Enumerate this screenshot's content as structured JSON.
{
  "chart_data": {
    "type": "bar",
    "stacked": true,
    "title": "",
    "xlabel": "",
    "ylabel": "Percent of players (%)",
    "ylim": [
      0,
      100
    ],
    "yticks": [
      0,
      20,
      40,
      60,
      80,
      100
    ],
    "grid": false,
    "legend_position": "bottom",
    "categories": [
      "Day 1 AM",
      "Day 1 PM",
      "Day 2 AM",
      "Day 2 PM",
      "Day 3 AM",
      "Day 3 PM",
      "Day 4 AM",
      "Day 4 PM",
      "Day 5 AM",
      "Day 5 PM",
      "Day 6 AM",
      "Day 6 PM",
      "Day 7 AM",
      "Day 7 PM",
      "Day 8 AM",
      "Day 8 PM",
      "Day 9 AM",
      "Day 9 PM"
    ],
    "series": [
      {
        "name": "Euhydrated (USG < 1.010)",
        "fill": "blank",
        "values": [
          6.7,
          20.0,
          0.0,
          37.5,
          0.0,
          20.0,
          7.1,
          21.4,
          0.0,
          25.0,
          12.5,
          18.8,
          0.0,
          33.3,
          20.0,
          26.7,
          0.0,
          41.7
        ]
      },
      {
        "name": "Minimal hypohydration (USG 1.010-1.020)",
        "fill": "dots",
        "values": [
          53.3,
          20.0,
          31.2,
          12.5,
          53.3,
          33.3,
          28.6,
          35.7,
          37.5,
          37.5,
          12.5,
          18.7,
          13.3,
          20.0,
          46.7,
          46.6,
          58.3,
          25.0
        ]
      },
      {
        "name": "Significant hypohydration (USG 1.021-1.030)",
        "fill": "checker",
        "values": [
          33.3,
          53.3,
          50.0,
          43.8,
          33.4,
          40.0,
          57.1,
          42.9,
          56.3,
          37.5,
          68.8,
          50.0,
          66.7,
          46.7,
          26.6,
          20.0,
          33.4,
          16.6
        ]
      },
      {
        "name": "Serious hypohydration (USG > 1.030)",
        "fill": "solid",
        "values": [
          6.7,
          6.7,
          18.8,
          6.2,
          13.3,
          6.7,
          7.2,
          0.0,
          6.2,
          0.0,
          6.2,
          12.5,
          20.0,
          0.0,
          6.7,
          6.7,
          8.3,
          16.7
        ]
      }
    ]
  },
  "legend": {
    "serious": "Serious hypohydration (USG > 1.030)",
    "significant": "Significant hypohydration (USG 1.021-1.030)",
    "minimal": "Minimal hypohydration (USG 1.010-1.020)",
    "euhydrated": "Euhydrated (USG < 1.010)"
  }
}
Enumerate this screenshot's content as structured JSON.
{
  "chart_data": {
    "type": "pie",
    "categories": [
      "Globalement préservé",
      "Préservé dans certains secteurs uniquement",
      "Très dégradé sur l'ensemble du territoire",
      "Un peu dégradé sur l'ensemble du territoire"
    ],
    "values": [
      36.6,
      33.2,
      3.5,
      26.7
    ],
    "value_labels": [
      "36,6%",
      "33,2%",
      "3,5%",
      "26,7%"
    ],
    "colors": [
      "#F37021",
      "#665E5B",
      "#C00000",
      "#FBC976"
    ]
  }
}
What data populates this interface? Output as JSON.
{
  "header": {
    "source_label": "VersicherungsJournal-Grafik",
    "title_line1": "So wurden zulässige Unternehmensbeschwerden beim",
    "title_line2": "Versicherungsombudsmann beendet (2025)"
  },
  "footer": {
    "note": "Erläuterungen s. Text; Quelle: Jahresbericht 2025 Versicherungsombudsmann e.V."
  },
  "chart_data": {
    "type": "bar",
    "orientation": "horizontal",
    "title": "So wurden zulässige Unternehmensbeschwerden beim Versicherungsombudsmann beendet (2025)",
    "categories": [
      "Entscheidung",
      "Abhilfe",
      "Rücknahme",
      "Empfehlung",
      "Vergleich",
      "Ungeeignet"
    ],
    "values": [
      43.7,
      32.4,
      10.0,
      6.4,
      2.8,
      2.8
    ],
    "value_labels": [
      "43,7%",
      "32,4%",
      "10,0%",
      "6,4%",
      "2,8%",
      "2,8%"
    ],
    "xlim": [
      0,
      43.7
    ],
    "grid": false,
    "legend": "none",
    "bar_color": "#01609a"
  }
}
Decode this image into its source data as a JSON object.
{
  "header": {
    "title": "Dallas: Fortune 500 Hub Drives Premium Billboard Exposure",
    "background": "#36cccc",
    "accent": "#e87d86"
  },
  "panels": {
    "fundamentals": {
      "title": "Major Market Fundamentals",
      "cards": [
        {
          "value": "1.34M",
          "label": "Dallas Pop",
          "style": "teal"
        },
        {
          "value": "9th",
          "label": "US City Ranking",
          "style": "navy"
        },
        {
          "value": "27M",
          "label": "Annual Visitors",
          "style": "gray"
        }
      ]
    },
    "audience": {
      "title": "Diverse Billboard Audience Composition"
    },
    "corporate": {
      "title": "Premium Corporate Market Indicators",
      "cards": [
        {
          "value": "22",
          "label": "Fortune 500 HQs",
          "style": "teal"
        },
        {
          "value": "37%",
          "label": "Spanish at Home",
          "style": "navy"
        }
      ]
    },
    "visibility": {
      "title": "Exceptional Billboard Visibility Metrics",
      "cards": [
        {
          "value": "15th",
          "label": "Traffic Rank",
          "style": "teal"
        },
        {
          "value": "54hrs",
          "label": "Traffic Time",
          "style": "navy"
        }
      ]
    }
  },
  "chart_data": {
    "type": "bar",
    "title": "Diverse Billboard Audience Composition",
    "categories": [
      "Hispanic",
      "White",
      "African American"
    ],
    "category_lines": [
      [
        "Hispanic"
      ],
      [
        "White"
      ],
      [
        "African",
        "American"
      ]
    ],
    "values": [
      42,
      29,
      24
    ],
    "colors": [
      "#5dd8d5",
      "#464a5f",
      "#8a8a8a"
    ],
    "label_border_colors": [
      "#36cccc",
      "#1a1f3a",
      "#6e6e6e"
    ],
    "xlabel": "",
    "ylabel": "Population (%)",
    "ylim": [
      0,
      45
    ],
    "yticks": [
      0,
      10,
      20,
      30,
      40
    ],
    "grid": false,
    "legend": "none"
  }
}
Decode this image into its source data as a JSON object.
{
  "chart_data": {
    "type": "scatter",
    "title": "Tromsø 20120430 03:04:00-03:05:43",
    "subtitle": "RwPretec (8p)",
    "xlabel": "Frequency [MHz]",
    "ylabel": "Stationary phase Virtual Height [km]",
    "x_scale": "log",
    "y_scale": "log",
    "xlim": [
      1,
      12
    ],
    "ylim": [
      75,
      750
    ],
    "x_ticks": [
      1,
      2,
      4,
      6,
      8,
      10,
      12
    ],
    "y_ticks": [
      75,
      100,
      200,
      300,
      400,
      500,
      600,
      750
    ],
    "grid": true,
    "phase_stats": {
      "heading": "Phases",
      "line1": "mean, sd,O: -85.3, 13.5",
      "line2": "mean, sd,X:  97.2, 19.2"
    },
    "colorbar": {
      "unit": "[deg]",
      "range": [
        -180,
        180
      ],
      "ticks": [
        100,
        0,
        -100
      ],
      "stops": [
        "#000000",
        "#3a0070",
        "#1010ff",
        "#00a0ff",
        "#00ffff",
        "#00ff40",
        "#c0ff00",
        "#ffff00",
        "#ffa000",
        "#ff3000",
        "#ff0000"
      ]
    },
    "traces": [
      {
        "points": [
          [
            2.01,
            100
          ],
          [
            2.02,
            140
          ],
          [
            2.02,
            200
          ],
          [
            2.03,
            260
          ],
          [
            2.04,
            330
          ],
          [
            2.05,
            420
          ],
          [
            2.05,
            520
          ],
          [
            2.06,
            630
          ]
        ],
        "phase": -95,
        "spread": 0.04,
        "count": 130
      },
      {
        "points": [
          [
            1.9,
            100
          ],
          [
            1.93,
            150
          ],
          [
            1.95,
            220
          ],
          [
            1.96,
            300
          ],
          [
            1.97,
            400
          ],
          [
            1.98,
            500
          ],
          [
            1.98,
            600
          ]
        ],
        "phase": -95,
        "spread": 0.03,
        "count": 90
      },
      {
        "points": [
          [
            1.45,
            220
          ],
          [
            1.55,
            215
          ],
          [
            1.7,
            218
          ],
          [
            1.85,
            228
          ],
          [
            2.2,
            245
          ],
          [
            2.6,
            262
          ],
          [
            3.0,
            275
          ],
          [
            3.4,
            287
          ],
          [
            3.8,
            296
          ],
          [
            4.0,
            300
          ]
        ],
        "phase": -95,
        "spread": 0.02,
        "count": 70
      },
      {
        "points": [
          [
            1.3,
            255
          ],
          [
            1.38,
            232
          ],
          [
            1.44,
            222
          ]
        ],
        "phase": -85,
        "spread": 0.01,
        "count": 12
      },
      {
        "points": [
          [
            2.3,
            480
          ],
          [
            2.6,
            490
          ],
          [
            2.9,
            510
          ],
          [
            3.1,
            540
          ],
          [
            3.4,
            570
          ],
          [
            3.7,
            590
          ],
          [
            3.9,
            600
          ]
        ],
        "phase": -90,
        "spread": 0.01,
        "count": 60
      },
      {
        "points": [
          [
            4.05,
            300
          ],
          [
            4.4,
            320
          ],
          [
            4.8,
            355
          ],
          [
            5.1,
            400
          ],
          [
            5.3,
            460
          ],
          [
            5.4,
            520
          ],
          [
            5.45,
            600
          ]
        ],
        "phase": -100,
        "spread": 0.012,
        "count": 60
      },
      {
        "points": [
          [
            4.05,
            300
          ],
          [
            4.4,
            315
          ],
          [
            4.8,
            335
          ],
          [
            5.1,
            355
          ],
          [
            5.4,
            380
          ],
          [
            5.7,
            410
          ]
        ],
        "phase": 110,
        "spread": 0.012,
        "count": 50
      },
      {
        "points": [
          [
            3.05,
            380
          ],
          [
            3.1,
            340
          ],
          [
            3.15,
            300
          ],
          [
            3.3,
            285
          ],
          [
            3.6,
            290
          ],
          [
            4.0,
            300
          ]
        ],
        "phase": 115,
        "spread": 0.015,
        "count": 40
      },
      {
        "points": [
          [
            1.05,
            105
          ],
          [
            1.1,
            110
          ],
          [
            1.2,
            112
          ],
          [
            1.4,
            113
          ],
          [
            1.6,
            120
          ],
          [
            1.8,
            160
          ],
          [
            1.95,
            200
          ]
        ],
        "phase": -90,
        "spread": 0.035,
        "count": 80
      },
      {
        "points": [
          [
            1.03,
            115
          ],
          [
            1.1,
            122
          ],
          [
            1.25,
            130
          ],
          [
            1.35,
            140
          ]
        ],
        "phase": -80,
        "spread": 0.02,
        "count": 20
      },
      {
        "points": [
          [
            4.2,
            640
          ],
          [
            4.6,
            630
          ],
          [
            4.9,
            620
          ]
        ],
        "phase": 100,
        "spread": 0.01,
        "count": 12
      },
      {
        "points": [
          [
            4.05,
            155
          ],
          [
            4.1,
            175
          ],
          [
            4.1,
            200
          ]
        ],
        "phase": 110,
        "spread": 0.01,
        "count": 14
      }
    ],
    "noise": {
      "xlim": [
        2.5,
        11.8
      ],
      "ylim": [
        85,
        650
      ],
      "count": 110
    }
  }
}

_ _ _ _ _

Written task
Copy out each line in the preceding records that contains "Unternehmensbeschwerden".

Correct response
    "title_line1": "So wurden zulässige Unternehmensbeschwerden beim",
    "title": "So wurden zulässige Unternehmensbeschwerden beim Versicherungsombudsmann beendet (2025)",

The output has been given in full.